### INFORMATION GIVEN

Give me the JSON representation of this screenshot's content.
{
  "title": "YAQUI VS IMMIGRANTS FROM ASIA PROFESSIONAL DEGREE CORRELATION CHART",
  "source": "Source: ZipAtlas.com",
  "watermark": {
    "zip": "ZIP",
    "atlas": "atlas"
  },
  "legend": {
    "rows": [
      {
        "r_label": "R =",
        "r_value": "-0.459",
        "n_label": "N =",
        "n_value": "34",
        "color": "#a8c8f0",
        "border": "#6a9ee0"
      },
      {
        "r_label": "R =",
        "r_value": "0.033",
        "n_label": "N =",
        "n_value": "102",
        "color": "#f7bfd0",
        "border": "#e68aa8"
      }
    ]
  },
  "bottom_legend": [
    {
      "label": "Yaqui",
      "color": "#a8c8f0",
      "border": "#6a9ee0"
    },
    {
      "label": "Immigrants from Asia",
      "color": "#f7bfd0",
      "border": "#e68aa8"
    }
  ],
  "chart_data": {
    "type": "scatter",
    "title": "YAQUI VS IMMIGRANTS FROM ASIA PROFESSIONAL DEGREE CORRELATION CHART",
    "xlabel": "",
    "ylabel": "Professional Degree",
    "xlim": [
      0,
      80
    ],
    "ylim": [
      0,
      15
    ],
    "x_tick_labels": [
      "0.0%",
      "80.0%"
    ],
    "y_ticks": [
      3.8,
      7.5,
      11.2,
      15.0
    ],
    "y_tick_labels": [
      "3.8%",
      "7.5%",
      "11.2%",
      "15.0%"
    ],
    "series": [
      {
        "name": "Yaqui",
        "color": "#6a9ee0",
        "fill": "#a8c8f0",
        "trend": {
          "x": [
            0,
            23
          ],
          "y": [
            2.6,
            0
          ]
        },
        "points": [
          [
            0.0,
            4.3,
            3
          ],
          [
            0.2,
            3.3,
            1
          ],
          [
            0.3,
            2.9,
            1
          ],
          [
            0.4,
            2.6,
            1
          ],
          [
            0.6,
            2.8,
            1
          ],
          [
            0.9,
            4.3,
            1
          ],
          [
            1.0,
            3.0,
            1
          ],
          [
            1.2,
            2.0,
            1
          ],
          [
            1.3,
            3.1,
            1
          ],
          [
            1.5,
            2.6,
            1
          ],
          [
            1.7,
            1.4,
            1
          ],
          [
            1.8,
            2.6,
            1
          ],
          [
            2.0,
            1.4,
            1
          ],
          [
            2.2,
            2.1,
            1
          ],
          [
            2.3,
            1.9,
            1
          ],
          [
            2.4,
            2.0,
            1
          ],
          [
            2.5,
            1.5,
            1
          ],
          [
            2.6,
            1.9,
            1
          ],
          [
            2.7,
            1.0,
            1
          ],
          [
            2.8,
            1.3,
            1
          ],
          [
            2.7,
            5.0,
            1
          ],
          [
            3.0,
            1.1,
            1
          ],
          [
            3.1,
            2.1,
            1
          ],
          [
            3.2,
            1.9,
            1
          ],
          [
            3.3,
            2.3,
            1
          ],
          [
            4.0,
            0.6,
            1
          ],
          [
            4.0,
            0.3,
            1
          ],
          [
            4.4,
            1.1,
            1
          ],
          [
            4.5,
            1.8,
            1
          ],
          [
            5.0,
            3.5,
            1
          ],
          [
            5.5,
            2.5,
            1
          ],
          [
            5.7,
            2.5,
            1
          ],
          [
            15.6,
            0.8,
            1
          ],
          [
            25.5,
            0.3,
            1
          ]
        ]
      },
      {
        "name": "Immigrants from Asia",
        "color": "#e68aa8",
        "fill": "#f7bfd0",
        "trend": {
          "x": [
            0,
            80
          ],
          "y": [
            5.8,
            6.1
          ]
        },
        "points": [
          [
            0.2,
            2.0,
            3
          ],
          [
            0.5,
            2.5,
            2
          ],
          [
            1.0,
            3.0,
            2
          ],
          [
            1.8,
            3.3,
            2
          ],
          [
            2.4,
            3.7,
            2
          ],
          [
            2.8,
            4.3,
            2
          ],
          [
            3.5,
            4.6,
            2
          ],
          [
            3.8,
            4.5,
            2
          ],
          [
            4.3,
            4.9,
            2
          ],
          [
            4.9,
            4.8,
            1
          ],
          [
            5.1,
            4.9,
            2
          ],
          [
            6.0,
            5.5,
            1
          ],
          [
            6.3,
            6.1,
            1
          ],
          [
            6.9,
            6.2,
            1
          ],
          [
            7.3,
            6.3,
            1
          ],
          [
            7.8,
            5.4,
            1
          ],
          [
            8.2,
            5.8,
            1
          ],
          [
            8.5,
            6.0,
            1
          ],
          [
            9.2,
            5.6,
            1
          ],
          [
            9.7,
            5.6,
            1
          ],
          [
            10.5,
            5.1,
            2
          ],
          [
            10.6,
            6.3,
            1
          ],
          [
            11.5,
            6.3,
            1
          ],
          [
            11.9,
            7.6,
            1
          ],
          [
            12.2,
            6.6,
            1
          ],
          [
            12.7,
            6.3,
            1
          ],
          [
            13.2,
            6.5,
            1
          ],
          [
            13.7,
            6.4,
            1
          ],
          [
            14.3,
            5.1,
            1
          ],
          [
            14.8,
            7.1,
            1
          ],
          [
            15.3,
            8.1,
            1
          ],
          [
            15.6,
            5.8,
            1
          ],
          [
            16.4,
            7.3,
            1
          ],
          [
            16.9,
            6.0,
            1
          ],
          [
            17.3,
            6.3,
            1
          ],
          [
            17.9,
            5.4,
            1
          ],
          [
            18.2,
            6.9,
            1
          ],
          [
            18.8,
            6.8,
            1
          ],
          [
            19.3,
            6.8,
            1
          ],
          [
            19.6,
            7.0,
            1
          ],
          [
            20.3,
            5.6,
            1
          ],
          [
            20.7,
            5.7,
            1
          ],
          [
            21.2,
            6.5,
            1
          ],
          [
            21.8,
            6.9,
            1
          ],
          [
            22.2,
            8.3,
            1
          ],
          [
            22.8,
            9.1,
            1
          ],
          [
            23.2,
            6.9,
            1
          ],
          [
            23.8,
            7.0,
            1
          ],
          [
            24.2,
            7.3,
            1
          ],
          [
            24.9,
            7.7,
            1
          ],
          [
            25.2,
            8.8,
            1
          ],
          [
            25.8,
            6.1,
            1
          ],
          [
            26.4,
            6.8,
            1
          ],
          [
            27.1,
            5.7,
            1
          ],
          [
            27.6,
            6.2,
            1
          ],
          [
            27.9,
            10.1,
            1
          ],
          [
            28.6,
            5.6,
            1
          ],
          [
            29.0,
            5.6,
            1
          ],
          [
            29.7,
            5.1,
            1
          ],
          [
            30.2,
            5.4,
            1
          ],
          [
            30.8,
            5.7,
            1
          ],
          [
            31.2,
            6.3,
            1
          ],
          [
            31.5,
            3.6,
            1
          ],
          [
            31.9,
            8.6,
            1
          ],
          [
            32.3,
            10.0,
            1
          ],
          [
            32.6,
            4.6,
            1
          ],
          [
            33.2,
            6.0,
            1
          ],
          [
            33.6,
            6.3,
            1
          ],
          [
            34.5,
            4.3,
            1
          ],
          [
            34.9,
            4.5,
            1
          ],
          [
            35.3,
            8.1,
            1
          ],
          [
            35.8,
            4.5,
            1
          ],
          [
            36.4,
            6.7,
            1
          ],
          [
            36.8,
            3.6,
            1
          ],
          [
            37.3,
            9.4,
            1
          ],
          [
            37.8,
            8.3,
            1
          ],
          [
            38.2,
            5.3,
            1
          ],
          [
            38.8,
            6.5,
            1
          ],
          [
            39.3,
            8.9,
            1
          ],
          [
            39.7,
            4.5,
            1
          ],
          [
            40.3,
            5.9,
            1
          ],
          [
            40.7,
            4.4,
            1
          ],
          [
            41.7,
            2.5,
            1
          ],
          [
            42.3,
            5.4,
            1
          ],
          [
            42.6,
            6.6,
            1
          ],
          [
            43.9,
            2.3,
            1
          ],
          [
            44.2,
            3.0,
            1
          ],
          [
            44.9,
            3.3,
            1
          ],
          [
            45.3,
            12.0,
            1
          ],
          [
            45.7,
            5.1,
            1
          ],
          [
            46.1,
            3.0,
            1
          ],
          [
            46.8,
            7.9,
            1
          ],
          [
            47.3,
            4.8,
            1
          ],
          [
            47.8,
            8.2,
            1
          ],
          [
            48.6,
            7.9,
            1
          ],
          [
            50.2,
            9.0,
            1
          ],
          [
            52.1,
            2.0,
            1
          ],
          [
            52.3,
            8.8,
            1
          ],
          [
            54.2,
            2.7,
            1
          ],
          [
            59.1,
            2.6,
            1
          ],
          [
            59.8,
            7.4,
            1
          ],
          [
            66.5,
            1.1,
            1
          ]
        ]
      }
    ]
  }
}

######

* _SET TASK_: Look back over the material above and state how many lines hold the word "color". Write the number and nothing else.

* _FINAL RESULT_: 6